--- Исходный текст ---
Роль Таси, сильная, яркая, была сыграна Натальей Гундаревой в каком-то смысле на преодолении. Нет, разумеется, она не относилась к разряду тех, о ком актриса говорила, как о «надсаде», но ее более позднее определение профессии как собственного тела и чужой души, как предательства себя самой совершенно очевидно опиралось и на этот опыт. И потому, как признавалась позже Гундарева, «мучительно захотелось сыграть совсем другую роль, совсем иной характер – открытый, человечный, надежный, и мое сердце словно подслушали: предложили „гражданку Никанорову“».
Режиссер Леонид Марягин рассказывал позже, что пробовал на главную роль нескольких актрис, определив для себя сразу, что решение всего фильма зависит от этого выбора: «Катька – это лед и пламень, страсть и нежность». И – хочется добавить – тот совершенно особый внутренний темпоритм, который в конечном счете и определил феерический успех ленты у зрителей. Будь Катя Никанорова этакой заторможенной жрицей высокого Ожидания или, наоборот, излишне суетливой внутренне, – в характере неизбежно ощущалась бы некая фальшь. А Наталье Гундаревой удалось воплотить свою «гражданку Никанорову» как символ женственности во всем ее разнообразии: умении ждать – и желании постоянно торопить, теребить судьбу;
жажде любить – и стремлении подтолкнуть к такому же чувству другого; искренней преданности – и почти грубой навязчивости... И все это было сыграно, как признавалась актриса позже, «на бурной эмоции, с широким жестом».
Сценарист Виктор Мережко вспоминал: «Сказать, что Гундарева сразу же была единодушно утверждена на эту роль, было бы неправдой. Были у кого-то сомнения... были другие предложения, и все же утвердили Гундареву.
Когда сценарий писался, имелось в виду создать русский вариант «Кабирии». И вот здесь, спустя уже семь лет после запуска, я могу сказать, что, видимо, более интересной, более точной исполнительницы найти было невозможно. Она, женщина глубоко городская по сути, блистательно сыграла женщину деревенскую, и здесь случилось нечто непредвиденное. В результате получилась женщина вне географии. Она и деревенская, и городская, и не имеющая никакой привязанности к конкретному месту жительства. Она просто женщина, так страстно ждущая любви, так нуждающаяся в ней».
---
- [Задания]:
1. Переведите на английский язык предложение из исходного текста: «Когда сценарий писался, имелось в виду создать русский вариант «Кабирии».»
2. Определите, соответствуют ли исходному тексту утверждения (a), (b) и (c). Для каждого ответьте «да» или «нет» и приведите решающие слова текста в точной цитате.
(a) Леонид Марягин пробовал на главную роль нескольких актрис.
(b) Гундареву сразу и единодушно утвердили на роль.
(c) Гундарева по сути была женщиной деревенской.
3. Согласно исходному тексту, чей русский вариант имелось в виду создать, когда писался сценарий?
Материал с исходным текстом никак не связан.
--- Извлечённые данные ---
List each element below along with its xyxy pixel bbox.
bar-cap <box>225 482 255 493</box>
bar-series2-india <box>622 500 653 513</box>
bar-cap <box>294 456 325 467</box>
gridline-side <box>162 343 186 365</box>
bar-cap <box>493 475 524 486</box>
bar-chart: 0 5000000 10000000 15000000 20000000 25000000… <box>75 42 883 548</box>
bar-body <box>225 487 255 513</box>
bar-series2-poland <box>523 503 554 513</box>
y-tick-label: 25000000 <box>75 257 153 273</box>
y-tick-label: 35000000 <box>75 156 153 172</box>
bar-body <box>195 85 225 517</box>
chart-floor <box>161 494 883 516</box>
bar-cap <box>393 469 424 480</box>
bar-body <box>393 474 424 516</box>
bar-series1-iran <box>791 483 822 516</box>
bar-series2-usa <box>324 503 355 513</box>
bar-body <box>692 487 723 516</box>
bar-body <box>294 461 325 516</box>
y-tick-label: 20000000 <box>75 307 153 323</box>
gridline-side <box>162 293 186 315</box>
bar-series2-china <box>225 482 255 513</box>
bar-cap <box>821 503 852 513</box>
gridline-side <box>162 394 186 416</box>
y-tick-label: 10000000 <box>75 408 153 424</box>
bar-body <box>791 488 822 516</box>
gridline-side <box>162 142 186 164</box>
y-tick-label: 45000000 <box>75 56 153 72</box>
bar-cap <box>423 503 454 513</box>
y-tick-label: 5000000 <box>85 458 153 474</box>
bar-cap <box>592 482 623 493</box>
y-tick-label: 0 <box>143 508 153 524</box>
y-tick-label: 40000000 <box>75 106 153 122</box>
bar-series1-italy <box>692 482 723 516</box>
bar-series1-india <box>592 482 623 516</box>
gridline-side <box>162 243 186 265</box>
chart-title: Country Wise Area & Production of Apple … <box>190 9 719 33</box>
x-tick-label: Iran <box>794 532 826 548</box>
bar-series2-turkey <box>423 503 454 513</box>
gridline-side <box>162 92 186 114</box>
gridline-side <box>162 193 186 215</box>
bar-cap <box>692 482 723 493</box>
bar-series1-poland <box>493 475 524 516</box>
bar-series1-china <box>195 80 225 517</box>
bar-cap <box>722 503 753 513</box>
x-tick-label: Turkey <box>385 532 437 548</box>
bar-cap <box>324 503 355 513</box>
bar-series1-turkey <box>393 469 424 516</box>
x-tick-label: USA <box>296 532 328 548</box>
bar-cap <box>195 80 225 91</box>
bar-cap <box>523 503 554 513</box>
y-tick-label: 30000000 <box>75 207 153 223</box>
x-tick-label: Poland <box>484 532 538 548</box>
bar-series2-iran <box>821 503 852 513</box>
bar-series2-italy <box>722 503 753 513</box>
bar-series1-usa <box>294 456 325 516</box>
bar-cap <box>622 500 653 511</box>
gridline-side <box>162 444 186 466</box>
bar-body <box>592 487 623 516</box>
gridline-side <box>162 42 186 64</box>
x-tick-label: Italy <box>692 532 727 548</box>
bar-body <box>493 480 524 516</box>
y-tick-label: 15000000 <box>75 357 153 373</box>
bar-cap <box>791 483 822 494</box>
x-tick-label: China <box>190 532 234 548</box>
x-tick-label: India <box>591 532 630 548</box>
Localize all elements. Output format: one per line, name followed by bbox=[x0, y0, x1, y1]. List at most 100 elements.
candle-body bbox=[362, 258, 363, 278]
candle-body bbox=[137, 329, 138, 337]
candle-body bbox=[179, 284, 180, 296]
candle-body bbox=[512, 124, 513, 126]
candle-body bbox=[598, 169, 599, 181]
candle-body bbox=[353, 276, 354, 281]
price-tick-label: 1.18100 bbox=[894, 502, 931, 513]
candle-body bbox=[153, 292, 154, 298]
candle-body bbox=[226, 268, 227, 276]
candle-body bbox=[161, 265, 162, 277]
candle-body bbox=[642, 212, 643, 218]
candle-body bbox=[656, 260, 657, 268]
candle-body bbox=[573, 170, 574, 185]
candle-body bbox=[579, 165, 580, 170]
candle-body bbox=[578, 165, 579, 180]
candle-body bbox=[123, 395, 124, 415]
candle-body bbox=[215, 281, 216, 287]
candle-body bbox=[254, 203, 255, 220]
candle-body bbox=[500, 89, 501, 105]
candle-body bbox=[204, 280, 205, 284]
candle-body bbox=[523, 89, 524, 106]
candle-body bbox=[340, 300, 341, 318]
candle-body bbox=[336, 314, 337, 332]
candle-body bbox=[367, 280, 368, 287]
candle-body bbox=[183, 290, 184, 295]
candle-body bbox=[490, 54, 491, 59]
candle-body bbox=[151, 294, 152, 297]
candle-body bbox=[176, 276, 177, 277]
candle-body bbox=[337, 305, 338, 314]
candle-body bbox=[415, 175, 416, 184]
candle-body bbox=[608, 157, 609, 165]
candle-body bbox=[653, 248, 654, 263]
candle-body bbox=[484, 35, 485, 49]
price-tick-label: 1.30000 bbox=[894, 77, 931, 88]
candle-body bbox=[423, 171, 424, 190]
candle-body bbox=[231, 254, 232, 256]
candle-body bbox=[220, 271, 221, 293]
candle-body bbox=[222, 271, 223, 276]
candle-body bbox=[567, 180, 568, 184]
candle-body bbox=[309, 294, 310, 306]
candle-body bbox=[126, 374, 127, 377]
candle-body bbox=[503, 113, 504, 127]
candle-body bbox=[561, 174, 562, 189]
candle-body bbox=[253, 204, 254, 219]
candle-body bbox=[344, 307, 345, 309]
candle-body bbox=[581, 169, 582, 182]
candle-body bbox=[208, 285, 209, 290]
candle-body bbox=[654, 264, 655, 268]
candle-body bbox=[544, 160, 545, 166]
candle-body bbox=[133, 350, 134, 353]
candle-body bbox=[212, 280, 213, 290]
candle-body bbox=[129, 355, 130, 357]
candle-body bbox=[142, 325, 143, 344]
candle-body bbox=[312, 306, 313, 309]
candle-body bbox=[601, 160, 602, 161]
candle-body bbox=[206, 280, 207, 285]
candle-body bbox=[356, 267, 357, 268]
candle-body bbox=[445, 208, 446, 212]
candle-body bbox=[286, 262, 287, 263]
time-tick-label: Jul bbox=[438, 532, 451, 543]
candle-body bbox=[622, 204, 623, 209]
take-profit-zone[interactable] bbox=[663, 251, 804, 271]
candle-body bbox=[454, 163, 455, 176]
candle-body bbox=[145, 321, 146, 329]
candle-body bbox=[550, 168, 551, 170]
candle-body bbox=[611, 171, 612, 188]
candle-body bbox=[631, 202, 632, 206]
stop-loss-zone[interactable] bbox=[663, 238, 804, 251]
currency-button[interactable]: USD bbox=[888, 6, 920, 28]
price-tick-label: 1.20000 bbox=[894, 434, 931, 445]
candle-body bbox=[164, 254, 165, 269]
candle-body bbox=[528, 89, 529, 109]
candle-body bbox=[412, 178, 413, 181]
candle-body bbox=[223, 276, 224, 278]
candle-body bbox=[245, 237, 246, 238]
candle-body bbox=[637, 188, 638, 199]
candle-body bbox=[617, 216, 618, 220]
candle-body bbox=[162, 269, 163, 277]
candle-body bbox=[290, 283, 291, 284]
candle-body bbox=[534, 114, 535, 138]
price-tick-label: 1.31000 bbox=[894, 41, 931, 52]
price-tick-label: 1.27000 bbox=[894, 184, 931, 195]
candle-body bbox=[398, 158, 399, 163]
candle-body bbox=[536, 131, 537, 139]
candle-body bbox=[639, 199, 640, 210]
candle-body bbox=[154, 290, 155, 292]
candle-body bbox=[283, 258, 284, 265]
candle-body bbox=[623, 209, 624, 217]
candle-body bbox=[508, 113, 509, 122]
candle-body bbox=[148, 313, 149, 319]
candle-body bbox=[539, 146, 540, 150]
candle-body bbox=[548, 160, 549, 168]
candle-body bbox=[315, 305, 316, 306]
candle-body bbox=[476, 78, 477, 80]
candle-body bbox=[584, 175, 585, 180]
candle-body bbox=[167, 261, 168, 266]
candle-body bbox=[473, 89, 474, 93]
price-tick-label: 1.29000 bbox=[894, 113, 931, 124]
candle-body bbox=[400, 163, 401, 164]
---
- [Ответы]:
1. When the screenplay was being written, the intention was to create a Russian version of "Cabiria."

2.
(a) Да: «пробовал на главную роль нескольких актрис».
(b) Нет: «Сказать, что Гундарева сразу же была единодушно утверждена на эту роль, было бы неправдой».
(c) Нет: «Она, женщина глубоко городская по сути, блистательно сыграла женщину деревенскую».

3. Русский вариант «Кабирии».